◆ **Stated exercise**
Copy all lines of the listing that include the string "subtitle".

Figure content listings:
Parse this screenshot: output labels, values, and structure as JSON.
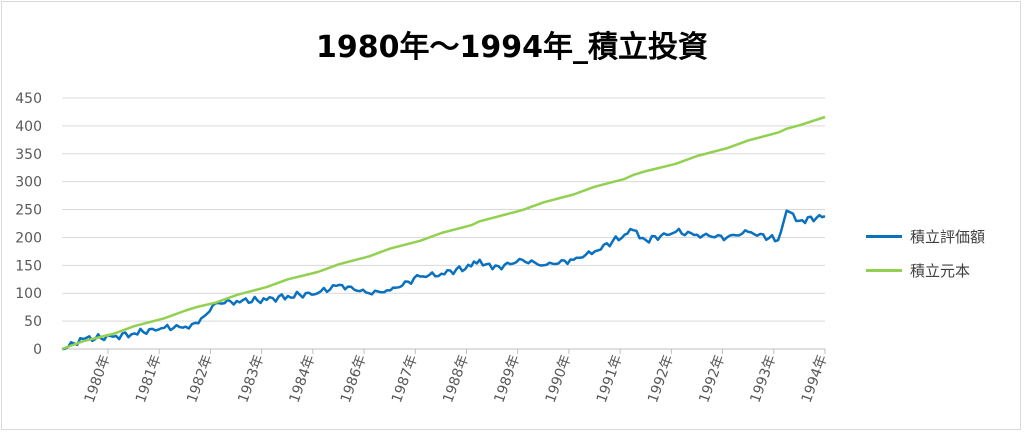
{
  "chart_data": {
    "type": "line",
    "title": "1980年～1994年_積立投資",
    "xlabel": "",
    "ylabel": "",
    "ylim": [
      0,
      450
    ],
    "y_ticks": [
      0,
      50,
      100,
      150,
      200,
      250,
      300,
      350,
      400,
      450
    ],
    "x_tick_labels": [
      "1980年",
      "1981年",
      "1982年",
      "1983年",
      "1984年",
      "1986年",
      "1987年",
      "1988年",
      "1989年",
      "1990年",
      "1991年",
      "1992年",
      "1992年",
      "1993年",
      "1994年"
    ],
    "grid": true,
    "legend": "right",
    "x": [
      "1980-01",
      "1980-06",
      "1981-01",
      "1981-06",
      "1982-01",
      "1982-06",
      "1982-09",
      "1983-01",
      "1983-06",
      "1984-01",
      "1984-06",
      "1985-01",
      "1985-06",
      "1986-01",
      "1986-06",
      "1987-01",
      "1987-06",
      "1988-01",
      "1988-03",
      "1988-06",
      "1989-01",
      "1989-06",
      "1990-01",
      "1990-06",
      "1991-01",
      "1991-03",
      "1991-06",
      "1992-01",
      "1992-06",
      "1993-01",
      "1993-06",
      "1994-01",
      "1994-03",
      "1994-06",
      "1994-12"
    ],
    "series": [
      {
        "name": "積立評価額",
        "color": "#0a70c0",
        "values": [
          0,
          18,
          22,
          28,
          38,
          40,
          46,
          82,
          86,
          88,
          95,
          100,
          115,
          100,
          105,
          130,
          135,
          148,
          160,
          143,
          160,
          150,
          160,
          175,
          205,
          213,
          195,
          210,
          205,
          200,
          210,
          195,
          248,
          230,
          238
        ]
      },
      {
        "name": "積立元本",
        "color": "#92d050",
        "values": [
          0,
          14,
          27,
          41,
          55,
          69,
          76,
          83,
          97,
          111,
          125,
          138,
          152,
          166,
          180,
          194,
          208,
          222,
          229,
          235,
          249,
          263,
          277,
          291,
          305,
          312,
          319,
          332,
          346,
          360,
          374,
          388,
          395,
          401,
          416
        ]
      }
    ]
  }
}
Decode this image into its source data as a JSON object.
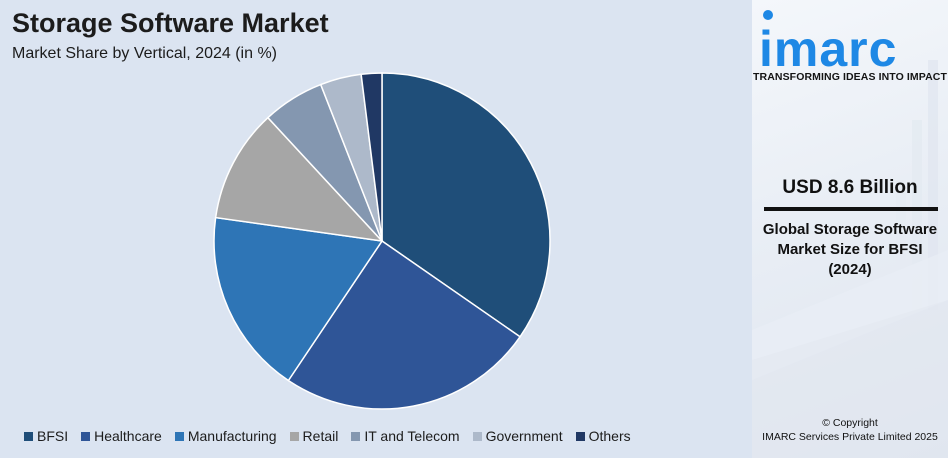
{
  "header": {
    "title": "Storage Software Market",
    "subtitle": "Market Share by Vertical, 2024 (in %)"
  },
  "chart_data": {
    "type": "pie",
    "title": "Storage Software Market",
    "subtitle": "Market Share by Vertical, 2024 (in %)",
    "categories": [
      "BFSI",
      "Healthcare",
      "Manufacturing",
      "Retail",
      "IT and Telecom",
      "Government",
      "Others"
    ],
    "values": [
      35,
      25,
      18,
      11,
      6,
      4,
      2
    ],
    "colors": [
      "#1f4e79",
      "#2f5597",
      "#2e75b6",
      "#a6a6a6",
      "#8497b0",
      "#adb9ca",
      "#203864"
    ],
    "legend_position": "bottom",
    "start_angle": "12 o'clock, clockwise"
  },
  "legend": {
    "items": [
      {
        "label": "BFSI",
        "color": "#1f4e79"
      },
      {
        "label": "Healthcare",
        "color": "#2f5597"
      },
      {
        "label": "Manufacturing",
        "color": "#2e75b6"
      },
      {
        "label": "Retail",
        "color": "#a6a6a6"
      },
      {
        "label": "IT and Telecom",
        "color": "#8497b0"
      },
      {
        "label": "Government",
        "color": "#adb9ca"
      },
      {
        "label": "Others",
        "color": "#203864"
      }
    ]
  },
  "sidebar": {
    "brand": "imarc",
    "brand_color": "#1e88e5",
    "tagline": "TRANSFORMING IDEAS INTO IMPACT",
    "value": "USD 8.6 Billion",
    "description": "Global Storage Software Market Size for BFSI (2024)",
    "copyright_line1": "© Copyright",
    "copyright_line2": "IMARC Services Private Limited 2025"
  }
}
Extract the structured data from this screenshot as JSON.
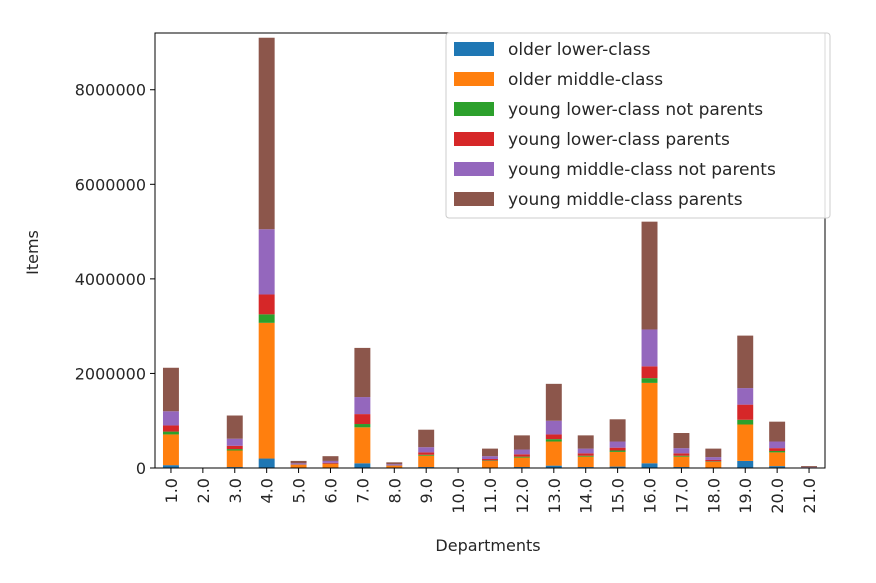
{
  "chart_data": {
    "type": "bar",
    "stacked": true,
    "xlabel": "Departments",
    "ylabel": "Items",
    "ylim": [
      0,
      9200000
    ],
    "yticks": [
      0,
      2000000,
      4000000,
      6000000,
      8000000
    ],
    "ytick_labels": [
      "0",
      "2000000",
      "4000000",
      "6000000",
      "8000000"
    ],
    "legend_position": "top-right",
    "categories": [
      "1.0",
      "2.0",
      "3.0",
      "4.0",
      "5.0",
      "6.0",
      "7.0",
      "8.0",
      "9.0",
      "10.0",
      "11.0",
      "12.0",
      "13.0",
      "14.0",
      "15.0",
      "16.0",
      "17.0",
      "18.0",
      "19.0",
      "20.0",
      "21.0"
    ],
    "series": [
      {
        "name": "older lower-class",
        "color": "#1f77b4",
        "values": [
          60000,
          0,
          20000,
          200000,
          5000,
          5000,
          100000,
          5000,
          20000,
          0,
          10000,
          20000,
          50000,
          20000,
          30000,
          100000,
          20000,
          10000,
          150000,
          40000,
          2000
        ]
      },
      {
        "name": "older middle-class",
        "color": "#ff7f0e",
        "values": [
          650000,
          0,
          350000,
          2870000,
          60000,
          80000,
          760000,
          40000,
          240000,
          0,
          140000,
          200000,
          510000,
          220000,
          310000,
          1700000,
          220000,
          120000,
          770000,
          290000,
          10000
        ]
      },
      {
        "name": "young lower-class not parents",
        "color": "#2ca02c",
        "values": [
          60000,
          0,
          30000,
          180000,
          5000,
          5000,
          70000,
          5000,
          20000,
          0,
          10000,
          20000,
          50000,
          20000,
          30000,
          100000,
          20000,
          10000,
          100000,
          30000,
          1000
        ]
      },
      {
        "name": "young lower-class parents",
        "color": "#d62728",
        "values": [
          130000,
          0,
          70000,
          420000,
          10000,
          20000,
          210000,
          10000,
          50000,
          0,
          30000,
          50000,
          100000,
          50000,
          60000,
          250000,
          50000,
          30000,
          320000,
          60000,
          2000
        ]
      },
      {
        "name": "young middle-class not parents",
        "color": "#9467bd",
        "values": [
          300000,
          0,
          150000,
          1380000,
          20000,
          40000,
          360000,
          20000,
          110000,
          0,
          60000,
          100000,
          290000,
          100000,
          130000,
          780000,
          110000,
          60000,
          350000,
          140000,
          5000
        ]
      },
      {
        "name": "young middle-class parents",
        "color": "#8c564b",
        "values": [
          920000,
          0,
          490000,
          4050000,
          50000,
          100000,
          1040000,
          40000,
          370000,
          0,
          160000,
          300000,
          780000,
          280000,
          470000,
          2280000,
          320000,
          180000,
          1110000,
          420000,
          20000
        ]
      }
    ]
  }
}
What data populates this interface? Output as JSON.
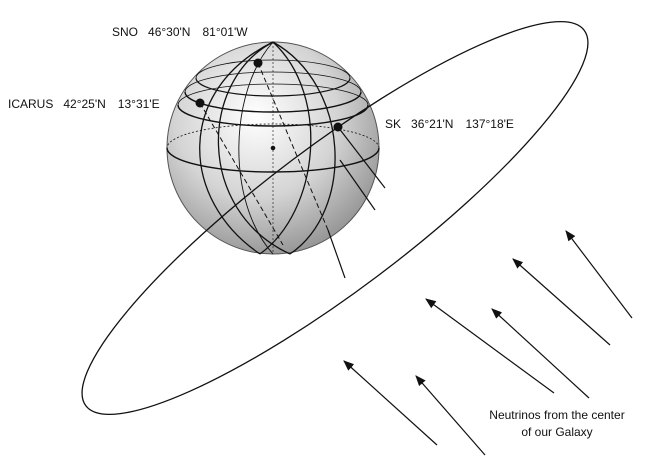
{
  "detectors": [
    {
      "name": "SNO",
      "latitude": "46°30'N",
      "longitude": "81°01'W"
    },
    {
      "name": "ICARUS",
      "latitude": "42°25'N",
      "longitude": "13°31'E"
    },
    {
      "name": "SK",
      "latitude": "36°21'N",
      "longitude": "137°18'E"
    }
  ],
  "caption": {
    "line1": "Neutrinos  from the center",
    "line2": "of  our Galaxy"
  }
}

◆ **Task solution**
    "subtitle": "Market Share by Vertical, 2024 (in %)"
    "subtitle": "Market Share by Vertical, 2024 (in %)",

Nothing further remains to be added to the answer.